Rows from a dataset
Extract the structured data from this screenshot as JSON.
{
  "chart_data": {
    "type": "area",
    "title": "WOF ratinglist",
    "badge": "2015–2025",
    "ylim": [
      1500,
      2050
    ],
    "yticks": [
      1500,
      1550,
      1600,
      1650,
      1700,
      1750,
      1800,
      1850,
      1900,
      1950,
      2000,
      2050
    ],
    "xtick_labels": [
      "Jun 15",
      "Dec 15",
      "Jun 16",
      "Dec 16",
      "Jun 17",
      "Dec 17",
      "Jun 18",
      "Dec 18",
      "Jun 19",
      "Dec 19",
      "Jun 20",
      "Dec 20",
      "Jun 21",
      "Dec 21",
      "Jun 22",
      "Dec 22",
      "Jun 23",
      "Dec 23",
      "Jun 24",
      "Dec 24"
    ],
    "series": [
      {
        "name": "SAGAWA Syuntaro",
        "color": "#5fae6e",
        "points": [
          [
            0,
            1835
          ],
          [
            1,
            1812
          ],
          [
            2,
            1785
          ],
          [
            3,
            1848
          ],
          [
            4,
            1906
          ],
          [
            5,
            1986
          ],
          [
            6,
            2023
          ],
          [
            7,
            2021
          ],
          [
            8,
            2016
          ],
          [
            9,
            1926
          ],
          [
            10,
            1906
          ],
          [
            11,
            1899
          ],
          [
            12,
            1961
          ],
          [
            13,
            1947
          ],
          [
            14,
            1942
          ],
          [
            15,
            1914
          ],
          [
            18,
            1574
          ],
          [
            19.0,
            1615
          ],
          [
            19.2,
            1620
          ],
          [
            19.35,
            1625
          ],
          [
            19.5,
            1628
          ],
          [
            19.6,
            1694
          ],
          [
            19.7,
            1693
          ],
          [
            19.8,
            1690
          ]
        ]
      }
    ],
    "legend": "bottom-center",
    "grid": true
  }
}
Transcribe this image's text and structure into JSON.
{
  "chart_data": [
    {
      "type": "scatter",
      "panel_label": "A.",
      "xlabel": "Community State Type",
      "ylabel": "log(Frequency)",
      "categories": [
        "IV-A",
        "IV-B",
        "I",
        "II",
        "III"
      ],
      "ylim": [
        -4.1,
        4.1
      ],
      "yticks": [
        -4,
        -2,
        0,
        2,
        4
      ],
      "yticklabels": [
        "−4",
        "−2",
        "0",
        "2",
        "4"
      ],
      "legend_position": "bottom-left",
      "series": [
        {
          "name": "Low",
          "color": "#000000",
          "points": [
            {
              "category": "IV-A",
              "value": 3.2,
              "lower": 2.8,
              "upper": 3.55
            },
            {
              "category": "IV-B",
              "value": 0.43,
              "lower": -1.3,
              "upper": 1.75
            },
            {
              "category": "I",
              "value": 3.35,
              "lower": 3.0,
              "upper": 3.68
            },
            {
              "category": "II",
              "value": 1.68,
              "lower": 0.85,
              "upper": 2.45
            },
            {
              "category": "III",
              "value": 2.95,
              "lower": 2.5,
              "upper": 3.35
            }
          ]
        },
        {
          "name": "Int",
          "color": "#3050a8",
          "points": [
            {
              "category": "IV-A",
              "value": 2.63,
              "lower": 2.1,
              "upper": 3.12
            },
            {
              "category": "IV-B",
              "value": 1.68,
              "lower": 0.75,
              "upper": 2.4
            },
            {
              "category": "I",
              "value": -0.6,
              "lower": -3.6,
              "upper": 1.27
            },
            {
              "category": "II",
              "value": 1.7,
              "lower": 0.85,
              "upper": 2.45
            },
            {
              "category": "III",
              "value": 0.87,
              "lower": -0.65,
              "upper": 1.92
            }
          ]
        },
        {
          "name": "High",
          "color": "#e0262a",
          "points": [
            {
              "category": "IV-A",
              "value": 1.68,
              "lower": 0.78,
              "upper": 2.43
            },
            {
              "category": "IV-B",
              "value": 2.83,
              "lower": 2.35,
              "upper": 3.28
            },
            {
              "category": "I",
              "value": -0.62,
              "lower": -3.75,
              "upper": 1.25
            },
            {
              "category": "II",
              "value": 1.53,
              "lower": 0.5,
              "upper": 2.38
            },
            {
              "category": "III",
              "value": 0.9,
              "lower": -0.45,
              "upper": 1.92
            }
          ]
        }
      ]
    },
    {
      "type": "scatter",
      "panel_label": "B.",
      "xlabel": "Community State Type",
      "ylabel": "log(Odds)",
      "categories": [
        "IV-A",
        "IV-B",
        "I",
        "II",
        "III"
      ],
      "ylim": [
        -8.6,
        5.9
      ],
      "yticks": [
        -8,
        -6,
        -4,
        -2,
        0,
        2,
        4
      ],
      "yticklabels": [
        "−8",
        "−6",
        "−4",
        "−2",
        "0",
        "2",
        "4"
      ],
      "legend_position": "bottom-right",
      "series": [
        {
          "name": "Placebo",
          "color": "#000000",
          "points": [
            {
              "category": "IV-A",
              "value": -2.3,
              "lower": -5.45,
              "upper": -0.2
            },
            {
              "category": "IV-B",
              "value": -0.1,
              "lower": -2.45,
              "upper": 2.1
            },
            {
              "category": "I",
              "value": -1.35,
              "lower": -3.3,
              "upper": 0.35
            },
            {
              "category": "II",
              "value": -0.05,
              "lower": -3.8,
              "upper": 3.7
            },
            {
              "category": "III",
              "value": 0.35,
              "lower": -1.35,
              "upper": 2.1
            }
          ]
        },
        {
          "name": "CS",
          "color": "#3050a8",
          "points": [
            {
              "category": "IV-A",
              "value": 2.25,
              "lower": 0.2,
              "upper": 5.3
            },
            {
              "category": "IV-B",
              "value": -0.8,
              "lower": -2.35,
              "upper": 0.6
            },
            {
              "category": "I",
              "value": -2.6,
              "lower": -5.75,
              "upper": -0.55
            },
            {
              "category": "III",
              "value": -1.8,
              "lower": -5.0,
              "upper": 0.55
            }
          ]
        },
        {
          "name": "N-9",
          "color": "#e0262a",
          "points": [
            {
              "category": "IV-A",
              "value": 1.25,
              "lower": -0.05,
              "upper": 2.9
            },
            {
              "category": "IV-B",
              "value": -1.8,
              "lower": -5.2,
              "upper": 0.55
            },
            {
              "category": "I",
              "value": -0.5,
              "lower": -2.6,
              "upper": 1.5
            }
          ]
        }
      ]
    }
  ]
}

▶ [Problem to solve] Every record shown above should be written out again exactly.

▶ [Response below]
Extract the structured data from this screenshot as JSON.
{
  "chart_data": {
    "type": "area",
    "title": "WOF ratinglist",
    "badge": "2015–2025",
    "ylim": [
      1500,
      2050
    ],
    "yticks": [
      1500,
      1550,
      1600,
      1650,
      1700,
      1750,
      1800,
      1850,
      1900,
      1950,
      2000,
      2050
    ],
    "xtick_labels": [
      "Jun 15",
      "Dec 15",
      "Jun 16",
      "Dec 16",
      "Jun 17",
      "Dec 17",
      "Jun 18",
      "Dec 18",
      "Jun 19",
      "Dec 19",
      "Jun 20",
      "Dec 20",
      "Jun 21",
      "Dec 21",
      "Jun 22",
      "Dec 22",
      "Jun 23",
      "Dec 23",
      "Jun 24",
      "Dec 24"
    ],
    "series": [
      {
        "name": "SAGAWA Syuntaro",
        "color": "#5fae6e",
        "points": [
          [
            0,
            1835
          ],
          [
            1,
            1812
          ],
          [
            2,
            1785
          ],
          [
            3,
            1848
          ],
          [
            4,
            1906
          ],
          [
            5,
            1986
          ],
          [
            6,
            2023
          ],
          [
            7,
            2021
          ],
          [
            8,
            2016
          ],
          [
            9,
            1926
          ],
          [
            10,
            1906
          ],
          [
            11,
            1899
          ],
          [
            12,
            1961
          ],
          [
            13,
            1947
          ],
          [
            14,
            1942
          ],
          [
            15,
            1914
          ],
          [
            18,
            1574
          ],
          [
            19.0,
            1615
          ],
          [
            19.2,
            1620
          ],
          [
            19.35,
            1625
          ],
          [
            19.5,
            1628
          ],
          [
            19.6,
            1694
          ],
          [
            19.7,
            1693
          ],
          [
            19.8,
            1690
          ]
        ]
      }
    ],
    "legend": "bottom-center",
    "grid": true
  }
}
Transcribe this image's text and structure into JSON.
{
  "chart_data": [
    {
      "type": "scatter",
      "panel_label": "A.",
      "xlabel": "Community State Type",
      "ylabel": "log(Frequency)",
      "categories": [
        "IV-A",
        "IV-B",
        "I",
        "II",
        "III"
      ],
      "ylim": [
        -4.1,
        4.1
      ],
      "yticks": [
        -4,
        -2,
        0,
        2,
        4
      ],
      "yticklabels": [
        "−4",
        "−2",
        "0",
        "2",
        "4"
      ],
      "legend_position": "bottom-left",
      "series": [
        {
          "name": "Low",
          "color": "#000000",
          "points": [
            {
              "category": "IV-A",
              "value": 3.2,
              "lower": 2.8,
              "upper": 3.55
            },
            {
              "category": "IV-B",
              "value": 0.43,
              "lower": -1.3,
              "upper": 1.75
            },
            {
              "category": "I",
              "value": 3.35,
              "lower": 3.0,
              "upper": 3.68
            },
            {
              "category": "II",
              "value": 1.68,
              "lower": 0.85,
              "upper": 2.45
            },
            {
              "category": "III",
              "value": 2.95,
              "lower": 2.5,
              "upper": 3.35
            }
          ]
        },
        {
          "name": "Int",
          "color": "#3050a8",
          "points": [
            {
              "category": "IV-A",
              "value": 2.63,
              "lower": 2.1,
              "upper": 3.12
            },
            {
              "category": "IV-B",
              "value": 1.68,
              "lower": 0.75,
              "upper": 2.4
            },
            {
              "category": "I",
              "value": -0.6,
              "lower": -3.6,
              "upper": 1.27
            },
            {
              "category": "II",
              "value": 1.7,
              "lower": 0.85,
              "upper": 2.45
            },
            {
              "category": "III",
              "value": 0.87,
              "lower": -0.65,
              "upper": 1.92
            }
          ]
        },
        {
          "name": "High",
          "color": "#e0262a",
          "points": [
            {
              "category": "IV-A",
              "value": 1.68,
              "lower": 0.78,
              "upper": 2.43
            },
            {
              "category": "IV-B",
              "value": 2.83,
              "lower": 2.35,
              "upper": 3.28
            },
            {
              "category": "I",
              "value": -0.62,
              "lower": -3.75,
              "upper": 1.25
            },
            {
              "category": "II",
              "value": 1.53,
              "lower": 0.5,
              "upper": 2.38
            },
            {
              "category": "III",
              "value": 0.9,
              "lower": -0.45,
              "upper": 1.92
            }
          ]
        }
      ]
    },
    {
      "type": "scatter",
      "panel_label": "B.",
      "xlabel": "Community State Type",
      "ylabel": "log(Odds)",
      "categories": [
        "IV-A",
        "IV-B",
        "I",
        "II",
        "III"
      ],
      "ylim": [
        -8.6,
        5.9
      ],
      "yticks": [
        -8,
        -6,
        -4,
        -2,
        0,
        2,
        4
      ],
      "yticklabels": [
        "−8",
        "−6",
        "−4",
        "−2",
        "0",
        "2",
        "4"
      ],
      "legend_position": "bottom-right",
      "series": [
        {
          "name": "Placebo",
          "color": "#000000",
          "points": [
            {
              "category": "IV-A",
              "value": -2.3,
              "lower": -5.45,
              "upper": -0.2
            },
            {
              "category": "IV-B",
              "value": -0.1,
              "lower": -2.45,
              "upper": 2.1
            },
            {
              "category": "I",
              "value": -1.35,
              "lower": -3.3,
              "upper": 0.35
            },
            {
              "category": "II",
              "value": -0.05,
              "lower": -3.8,
              "upper": 3.7
            },
            {
              "category": "III",
              "value": 0.35,
              "lower": -1.35,
              "upper": 2.1
            }
          ]
        },
        {
          "name": "CS",
          "color": "#3050a8",
          "points": [
            {
              "category": "IV-A",
              "value": 2.25,
              "lower": 0.2,
              "upper": 5.3
            },
            {
              "category": "IV-B",
              "value": -0.8,
              "lower": -2.35,
              "upper": 0.6
            },
            {
              "category": "I",
              "value": -2.6,
              "lower": -5.75,
              "upper": -0.55
            },
            {
              "category": "III",
              "value": -1.8,
              "lower": -5.0,
              "upper": 0.55
            }
          ]
        },
        {
          "name": "N-9",
          "color": "#e0262a",
          "points": [
            {
              "category": "IV-A",
              "value": 1.25,
              "lower": -0.05,
              "upper": 2.9
            },
            {
              "category": "IV-B",
              "value": -1.8,
              "lower": -5.2,
              "upper": 0.55
            },
            {
              "category": "I",
              "value": -0.5,
              "lower": -2.6,
              "upper": 1.5
            }
          ]
        }
      ]
    }
  ]
}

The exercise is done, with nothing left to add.